*Goal:*
Pick out each line of the records in which the word "April" appears.

Dataset items:

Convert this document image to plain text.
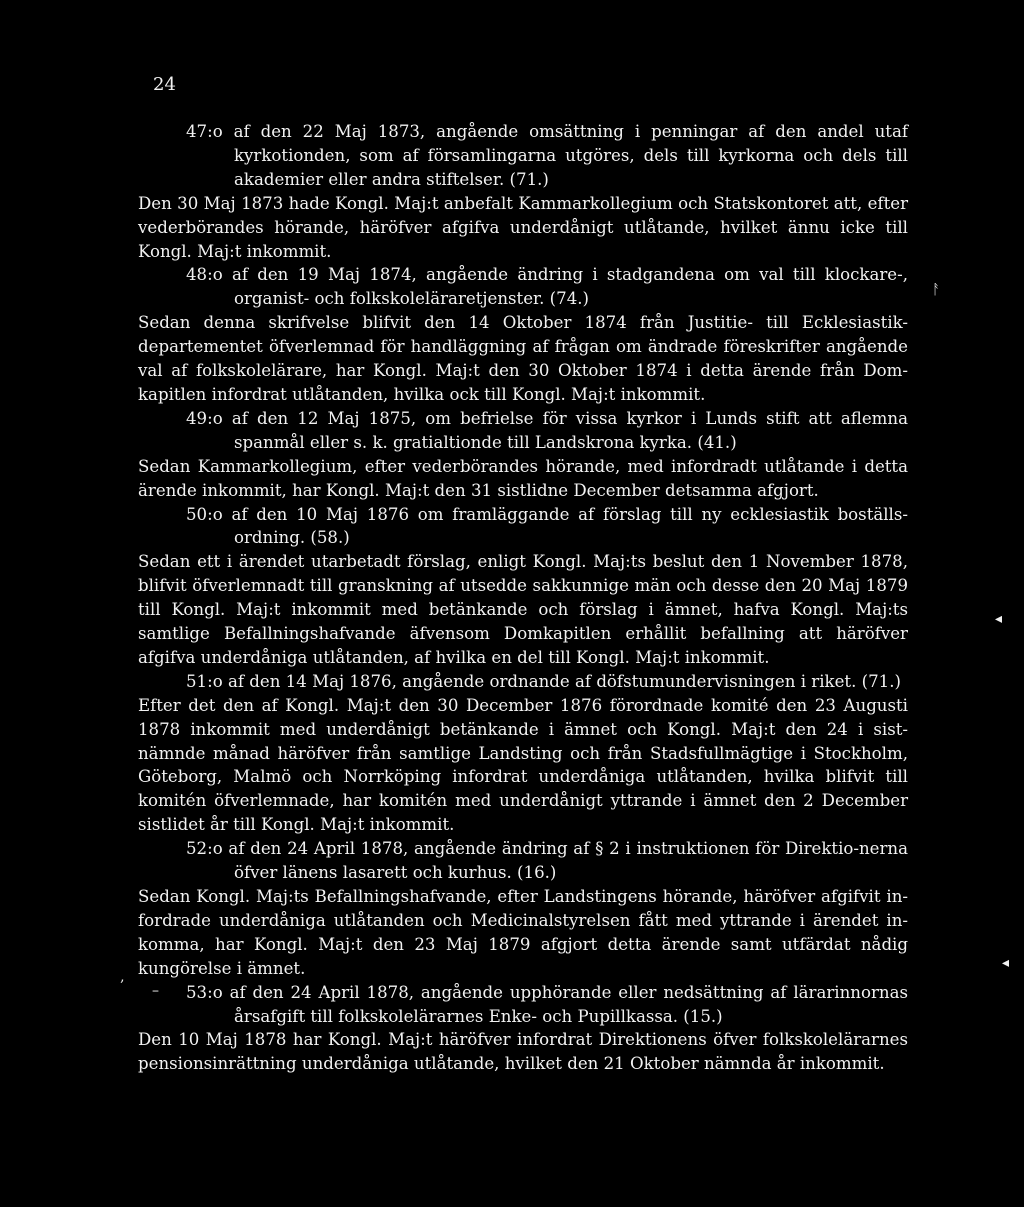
24

47:o af den 22 Maj 1873, angående omsättning i penningar af den andel utaf kyrkotionden, som af församlingarna utgöres, dels till kyrkorna och dels till akademier eller andra stiftelser. (71.)

Den 30 Maj 1873 hade Kongl. Maj:t anbefalt Kammarkollegium och Statskontoret att, efter vederbörandes hörande, häröfver afgifva underdånigt utlåtande, hvilket ännu icke till Kongl. Maj:t inkommit.

48:o af den 19 Maj 1874, angående ändring i stadgandena om val till klockare-, organist- och folkskoleläraretjenster. (74.)

Sedan denna skrifvelse blifvit den 14 Oktober 1874 från Justitie- till Ecklesiastik-departementet öfverlemnad för handläggning af frågan om ändrade föreskrifter angående val af folkskolelärare, har Kongl. Maj:t den 30 Oktober 1874 i detta ärende från Dom-kapitlen infordrat utlåtanden, hvilka ock till Kongl. Maj:t inkommit.

49:o af den 12 Maj 1875, om befrielse för vissa kyrkor i Lunds stift att aflemna spanmål eller s. k. gratialtionde till Landskrona kyrka. (41.)

Sedan Kammarkollegium, efter vederbörandes hörande, med infordradt utlåtande i detta ärende inkommit, har Kongl. Maj:t den 31 sistlidne December detsamma afgjort.

50:o af den 10 Maj 1876 om framläggande af förslag till ny ecklesiastik boställs-ordning. (58.)

Sedan ett i ärendet utarbetadt förslag, enligt Kongl. Maj:ts beslut den 1 November 1878, blifvit öfverlemnadt till granskning af utsedde sakkunnige män och desse den 20 Maj 1879 till Kongl. Maj:t inkommit med betänkande och förslag i ämnet, hafva Kongl. Maj:ts samtlige Befallningshafvande äfvensom Domkapitlen erhållit befallning att häröfver afgifva underdåniga utlåtanden, af hvilka en del till Kongl. Maj:t inkommit.

51:o af den 14 Maj 1876, angående ordnande af döfstumundervisningen i riket. (71.)

Efter det den af Kongl. Maj:t den 30 December 1876 förordnade komité den 23 Augusti 1878 inkommit med underdånigt betänkande i ämnet och Kongl. Maj:t den 24 i sist-nämnde månad häröfver från samtlige Landsting och från Stadsfullmägtige i Stockholm, Göteborg, Malmö och Norrköping infordrat underdåniga utlåtanden, hvilka blifvit till komitén öfverlemnade, har komitén med underdånigt yttrande i ämnet den 2 December sistlidet år till Kongl. Maj:t inkommit.

52:o af den 24 April 1878, angående ändring af § 2 i instruktionen för Direktio-nerna öfver länens lasarett och kurhus. (16.)

Sedan Kongl. Maj:ts Befallningshafvande, efter Landstingens hörande, häröfver afgifvit in-fordrade underdåniga utlåtanden och Medicinalstyrelsen fått med yttrande i ärendet in-komma, har Kongl. Maj:t den 23 Maj 1879 afgjort detta ärende samt utfärdat nådig kungörelse i ämnet.

53:o af den 24 April 1878, angående upphörande eller nedsättning af lärarinnornas årsafgift till folkskolelärarnes Enke- och Pupillkassa. (15.)

Den 10 Maj 1878 har Kongl. Maj:t häröfver infordrat Direktionens öfver folkskolelärarnes pensionsinrättning underdåniga utlåtande, hvilket den 21 Oktober nämnda år inkommit.

ᚨ
◂
◂
‚
–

*Task result:*
52:o af den 24 April 1878, angående ändring af § 2 i instruktionen för Direktio-nerna öfver länens lasarett och kurhus. (16.)
53:o af den 24 April 1878, angående upphörande eller nedsättning af lärarinnornas årsafgift till folkskolelärarnes Enke- och Pupillkassa. (15.)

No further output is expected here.